• EXERCISE OBJECTIVE
Output the records exactly as they appear, with no pictures included.

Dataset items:
[START]

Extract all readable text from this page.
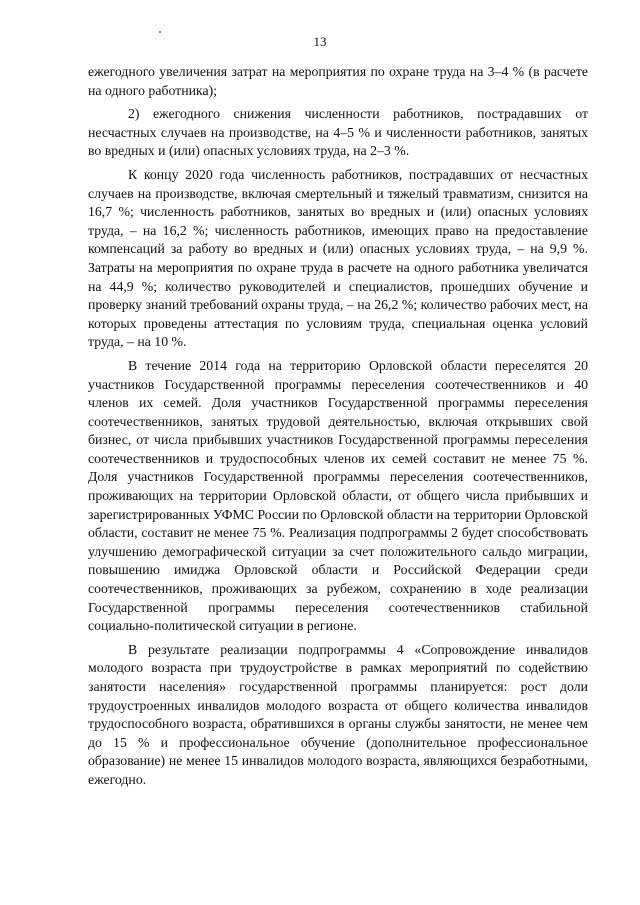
13

ежегодного увеличения затрат на мероприятия по охране труда на 3–4 % (в расчете на одного работника);

2) ежегодного снижения численности работников, пострадавших от несчастных случаев на производстве, на 4–5 % и численности работников, занятых во вредных и (или) опасных условиях труда, на 2–3 %.

К концу 2020 года численность работников, пострадавших от несчастных случаев на производстве, включая смертельный и тяжелый травматизм, снизится на 16,7 %; численность работников, занятых во вредных и (или) опасных условиях труда, – на 16,2 %; численность работников, имеющих право на предоставление компенсаций за работу во вредных и (или) опасных условиях труда, – на 9,9 %. Затраты на мероприятия по охране труда в расчете на одного работника увеличатся на 44,9 %; количество руководителей и специалистов, прошедших обучение и проверку знаний требований охраны труда, – на 26,2 %; количество рабочих мест, на которых проведены аттестация по условиям труда, специальная оценка условий труда, – на 10 %.

В течение 2014 года на территорию Орловской области переселятся 20 участников Государственной программы переселения соотечественников и 40 членов их семей. Доля участников Государственной программы переселения соотечественников, занятых трудовой деятельностью, включая открывших свой бизнес, от числа прибывших участников Государственной программы переселения соотечественников и трудоспособных членов их семей составит не менее 75 %. Доля участников Государственной программы переселения соотечественников, проживающих на территории Орловской области, от общего числа прибывших и зарегистрированных УФМС России по Орловской области на территории Орловской области, составит не менее 75 %. Реализация подпрограммы 2 будет способствовать улучшению демографической ситуации за счет положительного сальдо миграции, повышению имиджа Орловской области и Российской Федерации среди соотечественников, проживающих за рубежом, сохранению в ходе реализации Государственной программы переселения соотечественников стабильной социально-политической ситуации в регионе.

В результате реализации подпрограммы 4 «Сопровождение инвалидов молодого возраста при трудоустройстве в рамках мероприятий по содействию занятости населения» государственной программы планируется: рост доли трудоустроенных инвалидов молодого возраста от общего количества инвалидов трудоспособного возраста, обратившихся в органы службы занятости, не менее чем до 15 % и профессиональное обучение (дополнительное профессиональное образование) не менее 15 инвалидов молодого возраста, являющихся безработными, ежегодно.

[END]

• SOLVED PROBLEM
Extract all readable text from this page.
13

ежегодного увеличения затрат на мероприятия по охране труда на 3–4 % (в расчете на одного работника);

2) ежегодного снижения численности работников, пострадавших от несчастных случаев на производстве, на 4–5 % и численности работников, занятых во вредных и (или) опасных условиях труда, на 2–3 %.

К концу 2020 года численность работников, пострадавших от несчастных случаев на производстве, включая смертельный и тяжелый травматизм, снизится на 16,7 %; численность работников, занятых во вредных и (или) опасных условиях труда, – на 16,2 %; численность работников, имеющих право на предоставление компенсаций за работу во вредных и (или) опасных условиях труда, – на 9,9 %. Затраты на мероприятия по охране труда в расчете на одного работника увеличатся на 44,9 %; количество руководителей и специалистов, прошедших обучение и проверку знаний требований охраны труда, – на 26,2 %; количество рабочих мест, на которых проведены аттестация по условиям труда, специальная оценка условий труда, – на 10 %.

В течение 2014 года на территорию Орловской области переселятся 20 участников Государственной программы переселения соотечественников и 40 членов их семей. Доля участников Государственной программы переселения соотечественников, занятых трудовой деятельностью, включая открывших свой бизнес, от числа прибывших участников Государственной программы переселения соотечественников и трудоспособных членов их семей составит не менее 75 %. Доля участников Государственной программы переселения соотечественников, проживающих на территории Орловской области, от общего числа прибывших и зарегистрированных УФМС России по Орловской области на территории Орловской области, составит не менее 75 %. Реализация подпрограммы 2 будет способствовать улучшению демографической ситуации за счет положительного сальдо миграции, повышению имиджа Орловской области и Российской Федерации среди соотечественников, проживающих за рубежом, сохранению в ходе реализации Государственной программы переселения соотечественников стабильной социально-политической ситуации в регионе.

В результате реализации подпрограммы 4 «Сопровождение инвалидов молодого возраста при трудоустройстве в рамках мероприятий по содействию занятости населения» государственной программы планируется: рост доли трудоустроенных инвалидов молодого возраста от общего количества инвалидов трудоспособного возраста, обратившихся в органы службы занятости, не менее чем до 15 % и профессиональное обучение (дополнительное профессиональное образование) не менее 15 инвалидов молодого возраста, являющихся безработными, ежегодно.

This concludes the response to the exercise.